## Exercise aim
Select from the data all lines with the word "your".

## Records for this exercise
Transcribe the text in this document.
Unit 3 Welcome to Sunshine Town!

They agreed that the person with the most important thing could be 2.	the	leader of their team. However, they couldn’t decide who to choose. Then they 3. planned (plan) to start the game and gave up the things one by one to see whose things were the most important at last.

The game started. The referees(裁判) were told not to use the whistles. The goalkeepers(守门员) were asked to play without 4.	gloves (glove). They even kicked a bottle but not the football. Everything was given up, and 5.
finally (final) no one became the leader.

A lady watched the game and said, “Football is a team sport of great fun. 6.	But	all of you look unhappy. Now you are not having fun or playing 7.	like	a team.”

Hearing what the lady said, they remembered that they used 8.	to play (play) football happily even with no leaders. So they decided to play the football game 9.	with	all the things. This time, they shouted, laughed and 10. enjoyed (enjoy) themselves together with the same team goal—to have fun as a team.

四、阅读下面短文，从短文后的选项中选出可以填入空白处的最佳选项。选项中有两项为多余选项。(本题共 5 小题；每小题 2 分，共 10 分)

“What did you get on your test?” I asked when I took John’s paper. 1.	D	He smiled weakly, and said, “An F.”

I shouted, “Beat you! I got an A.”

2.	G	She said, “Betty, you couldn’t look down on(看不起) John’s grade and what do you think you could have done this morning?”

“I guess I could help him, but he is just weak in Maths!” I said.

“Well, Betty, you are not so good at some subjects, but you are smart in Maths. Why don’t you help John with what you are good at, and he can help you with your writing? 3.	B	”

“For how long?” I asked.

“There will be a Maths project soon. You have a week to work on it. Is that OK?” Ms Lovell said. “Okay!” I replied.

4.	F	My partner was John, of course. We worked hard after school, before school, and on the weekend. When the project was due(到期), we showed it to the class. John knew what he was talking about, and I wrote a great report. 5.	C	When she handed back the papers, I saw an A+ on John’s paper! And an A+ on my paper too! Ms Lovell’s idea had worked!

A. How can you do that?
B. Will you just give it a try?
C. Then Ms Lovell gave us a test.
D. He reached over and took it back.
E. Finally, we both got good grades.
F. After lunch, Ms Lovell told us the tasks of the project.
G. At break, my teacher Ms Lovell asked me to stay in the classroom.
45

## Written reply
“What did you get on your test?” I asked when I took John’s paper. 1.	D	He smiled weakly, and said, “An F.”
“Well, Betty, you are not so good at some subjects, but you are smart in Maths. Why don’t you help John with what you are good at, and he can help you with your writing? 3.	B	”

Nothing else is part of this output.